[MATERIAL FOR THE TASK]
###

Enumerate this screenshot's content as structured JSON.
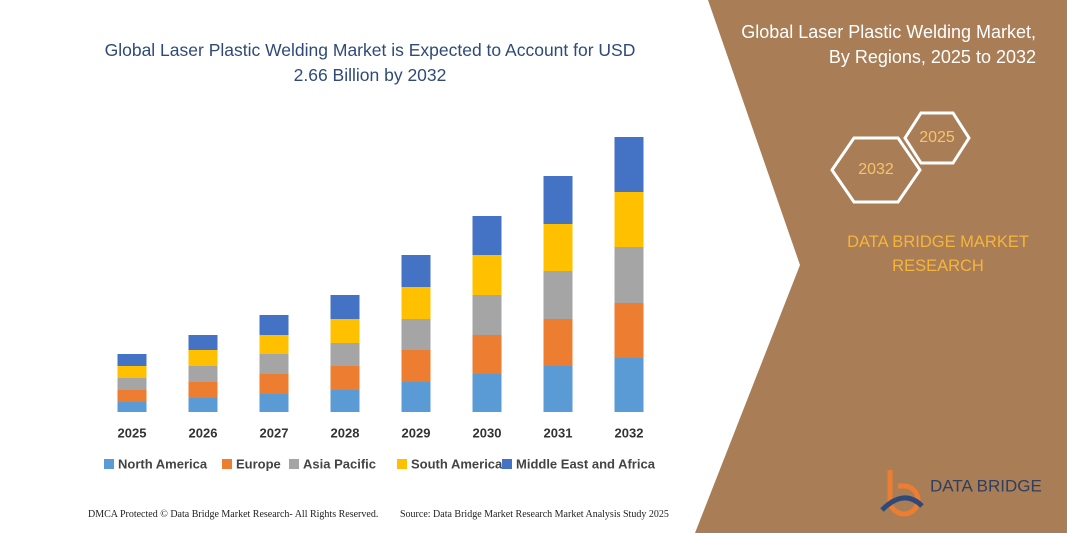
{
  "chart_data": {
    "type": "stacked_bar",
    "title": "Global Laser Plastic Welding Market is Expected to Account for USD 2.66 Billion by 2032",
    "categories": [
      "2025",
      "2026",
      "2027",
      "2028",
      "2029",
      "2030",
      "2031",
      "2032"
    ],
    "series": [
      {
        "name": "North America",
        "color": "#5b9bd5",
        "values": [
          10,
          14,
          18,
          22,
          30,
          38,
          46,
          54
        ]
      },
      {
        "name": "Europe",
        "color": "#ed7d31",
        "values": [
          12,
          16,
          20,
          24,
          32,
          39,
          47,
          55
        ]
      },
      {
        "name": "Asia Pacific",
        "color": "#a5a5a5",
        "values": [
          12,
          16,
          20,
          23,
          31,
          40,
          48,
          56
        ]
      },
      {
        "name": "South America",
        "color": "#ffc000",
        "values": [
          12,
          16,
          19,
          24,
          32,
          40,
          47,
          55
        ]
      },
      {
        "name": "Middle East and Africa",
        "color": "#4472c4",
        "values": [
          12,
          15,
          20,
          24,
          32,
          39,
          48,
          55
        ]
      }
    ],
    "ylim": [
      0,
      300
    ],
    "legend": "bottom"
  },
  "side_panel": {
    "title": "Global Laser Plastic Welding Market, By Regions, 2025 to 2032",
    "hex_years": [
      "2025",
      "2032"
    ],
    "brand": "DATA BRIDGE MARKET RESEARCH",
    "logo": "DATA BRIDGE"
  },
  "footer": {
    "left": "DMCA Protected © Data Bridge Market Research- All Rights Reserved.",
    "right": "Source: Data Bridge Market Research  Market Analysis Study 2025"
  }
}
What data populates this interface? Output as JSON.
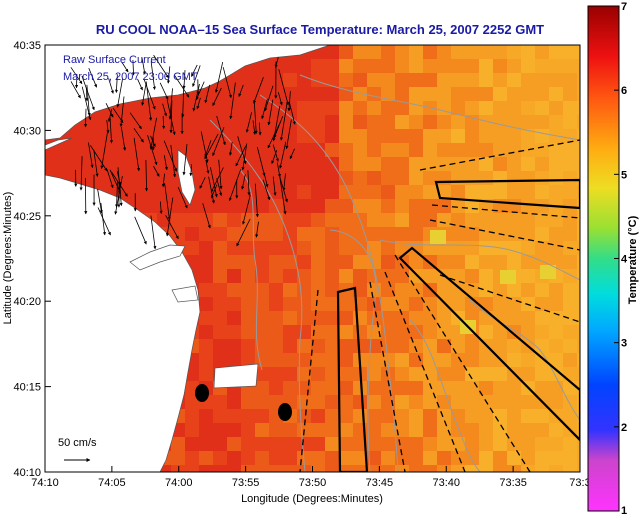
{
  "title": "RU COOL  NOAA–15  Sea Surface Temperature:  March 25, 2007 2252 GMT",
  "legend": {
    "line1": "Raw Surface Current",
    "line2": "March 25, 2007 23:00 GMT",
    "scale_label": "50 cm/s"
  },
  "axes": {
    "xlabel": "Longitude (Degrees:Minutes)",
    "ylabel": "Latitude (Degrees:Minutes)",
    "x_ticks": [
      "74:10",
      "74:05",
      "74:00",
      "73:55",
      "73:50",
      "73:45",
      "73:40",
      "73:35",
      "73:3"
    ],
    "y_ticks": [
      "40:35",
      "40:30",
      "40:25",
      "40:20",
      "40:15",
      "40:10"
    ]
  },
  "colorbar": {
    "label": "Temperature (°C)",
    "ticks": [
      "7",
      "6",
      "5",
      "4",
      "3",
      "2",
      "1"
    ],
    "range": [
      1,
      7
    ]
  },
  "map": {
    "land_color": "#ffffff",
    "ocean_warm": "#e8401a",
    "ocean_mid": "#f07a18",
    "ocean_cool": "#f5a623",
    "contour_color": "#9a9a9a",
    "marker_color": "#000000"
  }
}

###

[GIVEN EXERCISE] Output all of the records exactly as they appear above, but not the pictures.

[RESPONSE TO THE TASK]
Enumerate this screenshot's content as structured JSON.
{
  "chart_data": {
    "type": "stacked_bar",
    "title": "Global Laser Plastic Welding Market is Expected to Account for USD 2.66 Billion by 2032",
    "categories": [
      "2025",
      "2026",
      "2027",
      "2028",
      "2029",
      "2030",
      "2031",
      "2032"
    ],
    "series": [
      {
        "name": "North America",
        "color": "#5b9bd5",
        "values": [
          10,
          14,
          18,
          22,
          30,
          38,
          46,
          54
        ]
      },
      {
        "name": "Europe",
        "color": "#ed7d31",
        "values": [
          12,
          16,
          20,
          24,
          32,
          39,
          47,
          55
        ]
      },
      {
        "name": "Asia Pacific",
        "color": "#a5a5a5",
        "values": [
          12,
          16,
          20,
          23,
          31,
          40,
          48,
          56
        ]
      },
      {
        "name": "South America",
        "color": "#ffc000",
        "values": [
          12,
          16,
          19,
          24,
          32,
          40,
          47,
          55
        ]
      },
      {
        "name": "Middle East and Africa",
        "color": "#4472c4",
        "values": [
          12,
          15,
          20,
          24,
          32,
          39,
          48,
          55
        ]
      }
    ],
    "ylim": [
      0,
      300
    ],
    "legend": "bottom"
  },
  "side_panel": {
    "title": "Global Laser Plastic Welding Market, By Regions, 2025 to 2032",
    "hex_years": [
      "2025",
      "2032"
    ],
    "brand": "DATA BRIDGE MARKET RESEARCH",
    "logo": "DATA BRIDGE"
  },
  "footer": {
    "left": "DMCA Protected © Data Bridge Market Research- All Rights Reserved.",
    "right": "Source: Data Bridge Market Research  Market Analysis Study 2025"
  }
}
What data populates this interface? Output as JSON.
{
  "title": "RU COOL  NOAA–15  Sea Surface Temperature:  March 25, 2007 2252 GMT",
  "legend": {
    "line1": "Raw Surface Current",
    "line2": "March 25, 2007 23:00 GMT",
    "scale_label": "50 cm/s"
  },
  "axes": {
    "xlabel": "Longitude (Degrees:Minutes)",
    "ylabel": "Latitude (Degrees:Minutes)",
    "x_ticks": [
      "74:10",
      "74:05",
      "74:00",
      "73:55",
      "73:50",
      "73:45",
      "73:40",
      "73:35",
      "73:3"
    ],
    "y_ticks": [
      "40:35",
      "40:30",
      "40:25",
      "40:20",
      "40:15",
      "40:10"
    ]
  },
  "colorbar": {
    "label": "Temperature (°C)",
    "ticks": [
      "7",
      "6",
      "5",
      "4",
      "3",
      "2",
      "1"
    ],
    "range": [
      1,
      7
    ]
  },
  "map": {
    "land_color": "#ffffff",
    "ocean_warm": "#e8401a",
    "ocean_mid": "#f07a18",
    "ocean_cool": "#f5a623",
    "contour_color": "#9a9a9a",
    "marker_color": "#000000"
  }
}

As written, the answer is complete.